Task details: Everything from the line with "Enumerate this chart's" through the last line of the records below should be copied exactly, both ends included.

Listed entries:
-- begin --

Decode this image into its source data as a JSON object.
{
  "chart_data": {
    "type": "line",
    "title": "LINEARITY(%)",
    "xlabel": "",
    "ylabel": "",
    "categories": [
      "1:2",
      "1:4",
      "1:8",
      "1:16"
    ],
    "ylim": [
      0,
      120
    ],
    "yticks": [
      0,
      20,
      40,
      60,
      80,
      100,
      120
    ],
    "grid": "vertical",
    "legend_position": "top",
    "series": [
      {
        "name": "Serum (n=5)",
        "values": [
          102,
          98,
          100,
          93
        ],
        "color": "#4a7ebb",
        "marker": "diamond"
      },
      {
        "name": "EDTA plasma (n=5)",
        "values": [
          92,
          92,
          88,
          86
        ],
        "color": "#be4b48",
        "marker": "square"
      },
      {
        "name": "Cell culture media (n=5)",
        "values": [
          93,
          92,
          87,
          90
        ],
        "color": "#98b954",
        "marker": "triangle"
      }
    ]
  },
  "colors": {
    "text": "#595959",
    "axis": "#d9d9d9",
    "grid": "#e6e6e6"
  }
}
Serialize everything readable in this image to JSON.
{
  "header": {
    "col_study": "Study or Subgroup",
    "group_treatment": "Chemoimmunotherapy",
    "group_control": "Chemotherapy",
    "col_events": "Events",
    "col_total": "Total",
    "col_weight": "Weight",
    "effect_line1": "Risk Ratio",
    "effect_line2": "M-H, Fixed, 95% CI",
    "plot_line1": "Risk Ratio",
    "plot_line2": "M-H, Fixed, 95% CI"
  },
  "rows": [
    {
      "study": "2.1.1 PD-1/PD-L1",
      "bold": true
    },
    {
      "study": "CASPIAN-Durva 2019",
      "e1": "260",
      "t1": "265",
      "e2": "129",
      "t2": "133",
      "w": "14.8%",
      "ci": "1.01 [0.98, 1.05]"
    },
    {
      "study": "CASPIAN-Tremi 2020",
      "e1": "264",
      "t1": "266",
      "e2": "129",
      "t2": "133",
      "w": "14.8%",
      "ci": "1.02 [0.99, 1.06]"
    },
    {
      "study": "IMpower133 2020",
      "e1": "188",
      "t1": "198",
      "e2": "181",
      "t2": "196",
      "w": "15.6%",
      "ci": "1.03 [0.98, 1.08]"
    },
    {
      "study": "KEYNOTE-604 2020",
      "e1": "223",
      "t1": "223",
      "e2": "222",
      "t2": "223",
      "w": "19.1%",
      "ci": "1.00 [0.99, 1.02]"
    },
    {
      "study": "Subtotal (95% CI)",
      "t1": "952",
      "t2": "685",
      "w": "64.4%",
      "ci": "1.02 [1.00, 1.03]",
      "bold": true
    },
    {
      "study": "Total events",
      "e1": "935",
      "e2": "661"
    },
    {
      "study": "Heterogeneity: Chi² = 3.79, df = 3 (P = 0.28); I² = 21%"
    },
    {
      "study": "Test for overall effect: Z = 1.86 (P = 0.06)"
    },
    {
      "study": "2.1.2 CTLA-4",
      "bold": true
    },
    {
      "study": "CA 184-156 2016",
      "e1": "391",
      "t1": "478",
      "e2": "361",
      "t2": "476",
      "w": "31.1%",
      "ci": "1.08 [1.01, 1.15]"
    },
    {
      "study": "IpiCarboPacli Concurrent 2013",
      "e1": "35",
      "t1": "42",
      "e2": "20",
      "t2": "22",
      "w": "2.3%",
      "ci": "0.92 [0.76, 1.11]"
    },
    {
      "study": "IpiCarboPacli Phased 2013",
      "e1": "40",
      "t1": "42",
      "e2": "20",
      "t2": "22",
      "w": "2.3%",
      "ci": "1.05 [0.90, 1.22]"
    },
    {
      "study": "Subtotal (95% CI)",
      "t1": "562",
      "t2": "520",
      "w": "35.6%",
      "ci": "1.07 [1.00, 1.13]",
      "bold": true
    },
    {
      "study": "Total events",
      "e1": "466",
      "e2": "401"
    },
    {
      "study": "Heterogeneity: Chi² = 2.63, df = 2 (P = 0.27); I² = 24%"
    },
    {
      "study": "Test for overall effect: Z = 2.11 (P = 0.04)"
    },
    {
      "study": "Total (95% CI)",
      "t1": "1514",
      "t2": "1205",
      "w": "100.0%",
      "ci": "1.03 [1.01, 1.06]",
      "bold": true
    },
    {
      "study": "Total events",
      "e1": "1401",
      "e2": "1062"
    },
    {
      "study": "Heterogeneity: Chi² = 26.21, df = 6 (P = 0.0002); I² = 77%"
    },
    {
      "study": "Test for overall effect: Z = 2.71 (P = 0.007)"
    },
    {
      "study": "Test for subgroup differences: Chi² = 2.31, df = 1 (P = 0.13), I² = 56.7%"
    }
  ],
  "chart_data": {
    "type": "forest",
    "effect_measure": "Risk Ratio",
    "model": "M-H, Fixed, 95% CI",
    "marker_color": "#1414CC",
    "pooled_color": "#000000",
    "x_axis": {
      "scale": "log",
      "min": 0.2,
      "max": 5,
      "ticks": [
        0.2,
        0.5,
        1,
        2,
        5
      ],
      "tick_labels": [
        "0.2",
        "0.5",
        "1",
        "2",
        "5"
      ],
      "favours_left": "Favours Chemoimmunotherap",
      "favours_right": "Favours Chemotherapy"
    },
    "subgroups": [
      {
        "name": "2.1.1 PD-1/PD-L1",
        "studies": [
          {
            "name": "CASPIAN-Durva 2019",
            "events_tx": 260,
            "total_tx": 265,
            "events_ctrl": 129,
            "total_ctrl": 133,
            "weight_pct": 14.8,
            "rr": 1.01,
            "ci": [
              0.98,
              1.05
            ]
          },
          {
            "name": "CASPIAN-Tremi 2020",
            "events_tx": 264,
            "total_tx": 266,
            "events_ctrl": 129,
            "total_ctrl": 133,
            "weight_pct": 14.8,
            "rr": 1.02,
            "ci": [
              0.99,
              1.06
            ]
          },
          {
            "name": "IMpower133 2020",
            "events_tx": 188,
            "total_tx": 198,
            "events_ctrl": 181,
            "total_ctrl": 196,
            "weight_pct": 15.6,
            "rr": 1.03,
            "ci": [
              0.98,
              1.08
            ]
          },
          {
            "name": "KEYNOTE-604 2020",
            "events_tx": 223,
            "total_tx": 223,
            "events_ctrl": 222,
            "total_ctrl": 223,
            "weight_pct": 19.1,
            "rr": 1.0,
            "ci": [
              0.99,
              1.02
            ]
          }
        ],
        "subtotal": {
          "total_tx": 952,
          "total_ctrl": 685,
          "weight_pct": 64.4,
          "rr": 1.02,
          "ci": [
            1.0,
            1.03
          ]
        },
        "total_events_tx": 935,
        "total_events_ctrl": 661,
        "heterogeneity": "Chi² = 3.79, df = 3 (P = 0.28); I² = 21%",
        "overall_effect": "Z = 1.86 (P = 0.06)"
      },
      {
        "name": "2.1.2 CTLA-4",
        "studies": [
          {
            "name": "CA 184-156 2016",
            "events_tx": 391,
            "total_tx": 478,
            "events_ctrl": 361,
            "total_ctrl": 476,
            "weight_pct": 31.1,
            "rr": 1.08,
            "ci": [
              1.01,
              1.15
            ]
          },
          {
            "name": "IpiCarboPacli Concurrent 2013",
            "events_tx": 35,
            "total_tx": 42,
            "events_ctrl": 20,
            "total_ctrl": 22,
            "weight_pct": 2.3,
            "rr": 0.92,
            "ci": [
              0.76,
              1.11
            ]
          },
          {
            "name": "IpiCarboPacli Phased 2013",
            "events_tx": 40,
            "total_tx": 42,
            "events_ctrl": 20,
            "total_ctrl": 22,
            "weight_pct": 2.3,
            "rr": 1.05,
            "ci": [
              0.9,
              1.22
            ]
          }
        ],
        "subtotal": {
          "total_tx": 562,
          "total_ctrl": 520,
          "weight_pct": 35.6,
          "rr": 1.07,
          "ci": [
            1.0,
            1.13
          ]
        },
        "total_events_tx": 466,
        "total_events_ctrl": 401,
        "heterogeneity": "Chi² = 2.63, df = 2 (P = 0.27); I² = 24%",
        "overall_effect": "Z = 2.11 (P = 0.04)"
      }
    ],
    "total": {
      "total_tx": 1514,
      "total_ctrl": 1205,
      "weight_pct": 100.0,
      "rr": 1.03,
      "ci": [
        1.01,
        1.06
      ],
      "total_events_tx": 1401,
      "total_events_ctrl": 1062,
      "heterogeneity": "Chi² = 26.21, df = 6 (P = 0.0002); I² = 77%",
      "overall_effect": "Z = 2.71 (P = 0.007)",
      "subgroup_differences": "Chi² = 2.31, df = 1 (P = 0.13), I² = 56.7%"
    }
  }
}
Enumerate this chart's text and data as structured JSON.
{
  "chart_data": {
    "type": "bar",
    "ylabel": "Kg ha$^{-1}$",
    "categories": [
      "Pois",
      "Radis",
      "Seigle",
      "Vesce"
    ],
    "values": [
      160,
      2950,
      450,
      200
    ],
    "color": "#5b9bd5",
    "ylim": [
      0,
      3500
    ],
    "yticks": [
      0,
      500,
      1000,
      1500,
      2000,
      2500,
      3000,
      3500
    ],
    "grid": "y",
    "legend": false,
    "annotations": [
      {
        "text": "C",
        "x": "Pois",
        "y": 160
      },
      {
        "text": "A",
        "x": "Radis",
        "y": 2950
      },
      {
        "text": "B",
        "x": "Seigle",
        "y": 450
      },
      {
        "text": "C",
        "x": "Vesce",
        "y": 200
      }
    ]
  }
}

-- end --

In response:
Enumerate this chart's text and data as structured JSON.
{
  "chart_data": {
    "type": "bar",
    "ylabel": "Kg ha$^{-1}$",
    "categories": [
      "Pois",
      "Radis",
      "Seigle",
      "Vesce"
    ],
    "values": [
      160,
      2950,
      450,
      200
    ],
    "color": "#5b9bd5",
    "ylim": [
      0,
      3500
    ],
    "yticks": [
      0,
      500,
      1000,
      1500,
      2000,
      2500,
      3000,
      3500
    ],
    "grid": "y",
    "legend": false,
    "annotations": [
      {
        "text": "C",
        "x": "Pois",
        "y": 160
      },
      {
        "text": "A",
        "x": "Radis",
        "y": 2950
      },
      {
        "text": "B",
        "x": "Seigle",
        "y": 450
      },
      {
        "text": "C",
        "x": "Vesce",
        "y": 200
      }
    ]
  }
}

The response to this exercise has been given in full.